Select every line containing the word "label" from the material, and copy those lines.

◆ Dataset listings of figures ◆
-------

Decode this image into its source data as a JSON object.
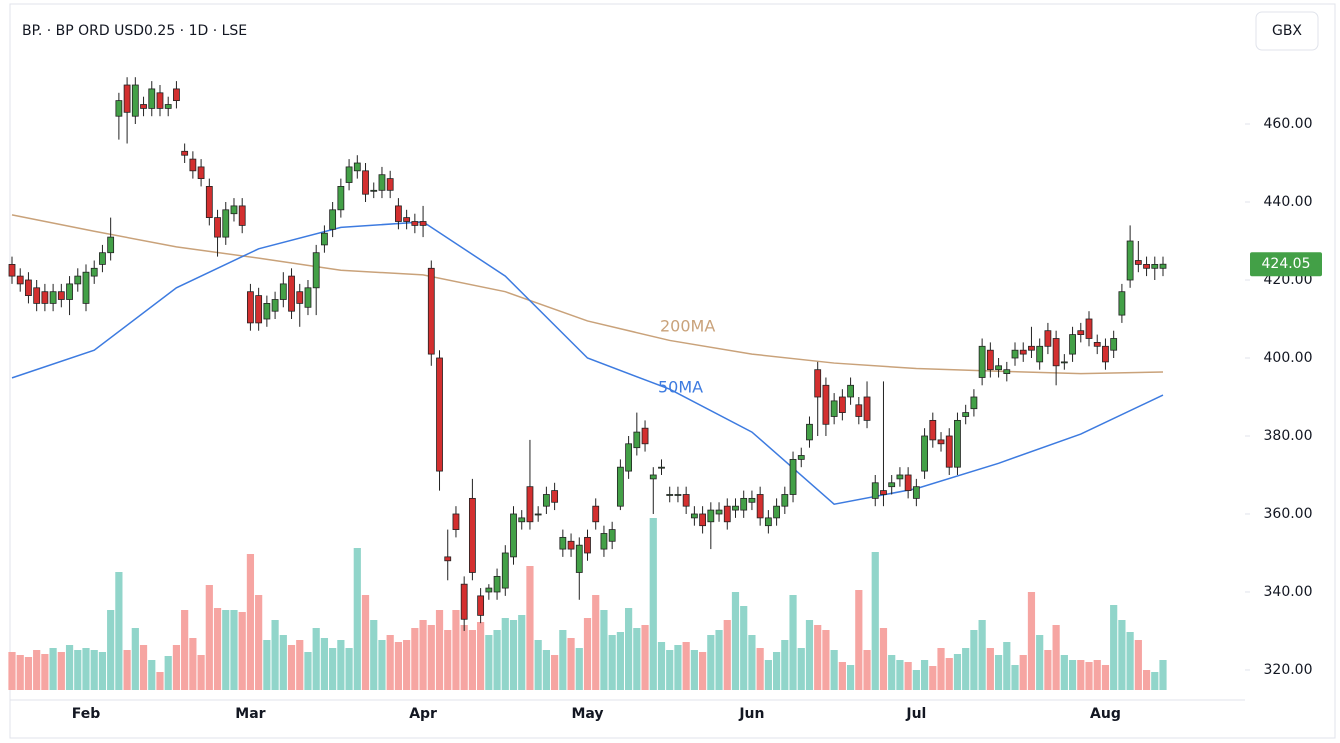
{
  "chart_data": {
    "type": "candlestick",
    "title": "BP. · BP ORD USD0.25 · 1D · LSE",
    "currency_button": "GBX",
    "categories": [
      null,
      null,
      null,
      null,
      null,
      null,
      null,
      null,
      null,
      "Feb",
      null,
      null,
      null,
      null,
      null,
      null,
      null,
      null,
      null,
      null,
      null,
      null,
      null,
      null,
      null,
      null,
      null,
      null,
      null,
      "Mar",
      null,
      null,
      null,
      null,
      null,
      null,
      null,
      null,
      null,
      null,
      null,
      null,
      null,
      null,
      null,
      null,
      null,
      null,
      null,
      null,
      "Apr",
      null,
      null,
      null,
      null,
      null,
      null,
      null,
      null,
      null,
      null,
      null,
      null,
      null,
      null,
      null,
      null,
      null,
      null,
      null,
      "May",
      null,
      null,
      null,
      null,
      null,
      null,
      null,
      null,
      null,
      null,
      null,
      null,
      null,
      null,
      null,
      null,
      null,
      null,
      null,
      "Jun",
      null,
      null,
      null,
      null,
      null,
      null,
      null,
      null,
      null,
      null,
      null,
      null,
      null,
      null,
      null,
      null,
      null,
      null,
      null,
      "Jul",
      null,
      null,
      null,
      null,
      null,
      null,
      null,
      null,
      null,
      null,
      null,
      null,
      null,
      null,
      null,
      null,
      null,
      null,
      null,
      null,
      null,
      null,
      "Aug",
      null,
      null,
      null,
      null,
      null,
      null,
      null
    ],
    "open": [
      424,
      421,
      420,
      418,
      417,
      414,
      417,
      415,
      419,
      414,
      421,
      424,
      427,
      462,
      470,
      462,
      465,
      464,
      468,
      464,
      469,
      453,
      451,
      449,
      444,
      436,
      431,
      437,
      439,
      417,
      416,
      410,
      412,
      415,
      421,
      417,
      413,
      418,
      429,
      433,
      438,
      445,
      448,
      448,
      443,
      443,
      446,
      439,
      436,
      435,
      435,
      423,
      400,
      349,
      360,
      342,
      364,
      339,
      340,
      340,
      341,
      349,
      358,
      367,
      360,
      362,
      366,
      351,
      353,
      345,
      354,
      362,
      351,
      353,
      362,
      371,
      377,
      382,
      369,
      372,
      365,
      365,
      365,
      359,
      360,
      358,
      360,
      362,
      361,
      361,
      363,
      365,
      357,
      359,
      362,
      365,
      374,
      379,
      397,
      393,
      385,
      390,
      390,
      388,
      390,
      364,
      366,
      367,
      369,
      370,
      364,
      371,
      384,
      379,
      380,
      372,
      385,
      387,
      395,
      402,
      397,
      396,
      400,
      402,
      403,
      399,
      407,
      405,
      399,
      401,
      407,
      410,
      404,
      403,
      402,
      411,
      420,
      425,
      424,
      423,
      423
    ],
    "high": [
      426,
      423,
      422,
      420,
      419,
      419,
      419,
      421,
      423,
      424,
      425,
      429,
      436,
      468,
      472,
      472,
      467,
      471,
      470,
      467,
      471,
      455,
      453,
      451,
      446,
      438,
      440,
      441,
      441,
      419,
      418,
      416,
      417,
      422,
      423,
      419,
      420,
      429,
      434,
      440,
      446,
      451,
      452,
      450,
      445,
      449,
      448,
      441,
      438,
      437,
      439,
      425,
      402,
      356,
      362,
      344,
      369,
      341,
      342,
      346,
      352,
      362,
      361,
      379,
      362,
      367,
      368,
      356,
      355,
      354,
      356,
      364,
      357,
      358,
      374,
      380,
      386,
      384,
      372,
      374,
      367,
      367,
      367,
      362,
      362,
      363,
      363,
      364,
      364,
      366,
      366,
      367,
      361,
      364,
      367,
      376,
      377,
      385,
      399,
      395,
      391,
      392,
      395,
      390,
      394,
      370,
      394,
      370,
      372,
      372,
      369,
      382,
      386,
      381,
      382,
      386,
      388,
      392,
      405,
      404,
      400,
      399,
      404,
      404,
      408,
      405,
      409,
      407,
      401,
      408,
      409,
      412,
      406,
      405,
      407,
      419,
      434,
      430,
      426,
      426,
      426
    ],
    "low": [
      419,
      417,
      414,
      412,
      412,
      412,
      413,
      411,
      417,
      412,
      419,
      422,
      425,
      456,
      455,
      460,
      462,
      462,
      462,
      462,
      464,
      450,
      446,
      444,
      434,
      426,
      429,
      435,
      432,
      407,
      407,
      408,
      410,
      413,
      410,
      408,
      411,
      411,
      427,
      431,
      436,
      443,
      446,
      440,
      441,
      441,
      441,
      433,
      433,
      432,
      431,
      398,
      366,
      343,
      354,
      330,
      343,
      332,
      338,
      338,
      339,
      347,
      356,
      356,
      358,
      360,
      361,
      349,
      349,
      338,
      348,
      356,
      349,
      351,
      361,
      369,
      375,
      376,
      360,
      370,
      363,
      363,
      360,
      357,
      355,
      351,
      358,
      356,
      359,
      359,
      361,
      357,
      355,
      357,
      360,
      363,
      372,
      377,
      380,
      380,
      383,
      384,
      388,
      383,
      382,
      362,
      362,
      365,
      367,
      364,
      362,
      369,
      377,
      376,
      370,
      370,
      383,
      385,
      393,
      395,
      395,
      394,
      398,
      399,
      400,
      397,
      401,
      393,
      397,
      399,
      404,
      403,
      401,
      397,
      400,
      409,
      418,
      422,
      421,
      420,
      421
    ],
    "close": [
      421,
      419,
      416,
      414,
      414,
      417,
      415,
      419,
      421,
      422,
      423,
      427,
      431,
      466,
      463,
      470,
      464,
      469,
      464,
      465,
      466,
      452,
      448,
      446,
      436,
      431,
      438,
      439,
      434,
      409,
      409,
      414,
      415,
      419,
      412,
      414,
      418,
      427,
      432,
      438,
      444,
      449,
      450,
      442,
      443,
      447,
      443,
      435,
      435,
      434,
      434,
      401,
      371,
      348,
      356,
      333,
      345,
      334,
      341,
      344,
      350,
      360,
      359,
      358,
      360,
      365,
      363,
      354,
      351,
      352,
      350,
      358,
      355,
      356,
      372,
      378,
      381,
      378,
      370,
      372,
      365,
      365,
      362,
      360,
      357,
      361,
      361,
      358,
      362,
      364,
      364,
      359,
      359,
      362,
      365,
      374,
      375,
      383,
      390,
      383,
      389,
      386,
      393,
      385,
      384,
      368,
      365,
      368,
      370,
      366,
      367,
      380,
      379,
      378,
      372,
      384,
      386,
      390,
      403,
      397,
      398,
      397,
      402,
      401,
      402,
      403,
      403,
      398,
      399,
      406,
      406,
      405,
      403,
      399,
      405,
      417,
      430,
      424,
      423,
      424,
      424.05
    ],
    "volume": [
      38,
      35,
      33,
      40,
      36,
      42,
      38,
      45,
      40,
      42,
      40,
      38,
      80,
      118,
      40,
      62,
      45,
      30,
      18,
      34,
      45,
      80,
      52,
      35,
      105,
      82,
      80,
      80,
      78,
      136,
      95,
      50,
      70,
      55,
      45,
      50,
      38,
      62,
      52,
      42,
      50,
      42,
      142,
      95,
      70,
      50,
      55,
      48,
      50,
      62,
      70,
      65,
      80,
      60,
      80,
      65,
      60,
      68,
      55,
      60,
      72,
      70,
      75,
      124,
      50,
      40,
      35,
      60,
      52,
      42,
      72,
      95,
      80,
      55,
      58,
      82,
      62,
      65,
      172,
      48,
      40,
      45,
      48,
      40,
      38,
      55,
      60,
      70,
      98,
      84,
      55,
      42,
      30,
      38,
      50,
      95,
      42,
      70,
      65,
      60,
      40,
      28,
      25,
      100,
      40,
      138,
      62,
      35,
      30,
      28,
      20,
      30,
      24,
      42,
      32,
      36,
      42,
      60,
      70,
      42,
      35,
      48,
      25,
      35,
      98,
      55,
      40,
      65,
      35,
      30,
      30,
      28,
      30,
      25,
      85,
      70,
      58,
      50,
      20,
      18,
      30
    ],
    "up_color": "#43a047",
    "down_color": "#d32f2f",
    "volume_up_color": "#91d5ca",
    "volume_down_color": "#f6a5a2",
    "series": [
      {
        "name": "200MA",
        "color": "#c9a27a",
        "x": [
          0,
          10,
          20,
          30,
          40,
          50,
          60,
          70,
          80,
          90,
          100,
          110,
          120,
          130,
          140
        ],
        "values": [
          436.7,
          432.5,
          428.5,
          425.6,
          422.5,
          421.3,
          417,
          409.5,
          404.5,
          401,
          398.7,
          397.3,
          396.6,
          396,
          396.4
        ]
      },
      {
        "name": "50MA",
        "color": "#3d7be0",
        "x": [
          0,
          10,
          20,
          30,
          40,
          50,
          60,
          70,
          80,
          90,
          100,
          110,
          120,
          130,
          140
        ],
        "values": [
          394.9,
          402,
          418,
          428,
          433.5,
          434.9,
          421,
          400,
          392,
          381,
          362.5,
          366.5,
          373,
          380.5,
          390.5
        ]
      }
    ],
    "ylim": [
      312.3,
      491.8
    ],
    "yticks": [
      {
        "value": 320,
        "label": "320.00"
      },
      {
        "value": 340,
        "label": "340.00"
      },
      {
        "value": 360,
        "label": "360.00"
      },
      {
        "value": 380,
        "label": "380.00"
      },
      {
        "value": 400,
        "label": "400.00"
      },
      {
        "value": 420,
        "label": "420.00"
      },
      {
        "value": 440,
        "label": "440.00"
      },
      {
        "value": 460,
        "label": "460.00"
      }
    ],
    "grid": false
  }
}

-------

◆ RESPONSE TO THE EXERCISE ◆
        "label": "320.00"
        "label": "340.00"
        "label": "360.00"
        "label": "380.00"
        "label": "400.00"
        "label": "420.00"
        "label": "440.00"
        "label": "460.00"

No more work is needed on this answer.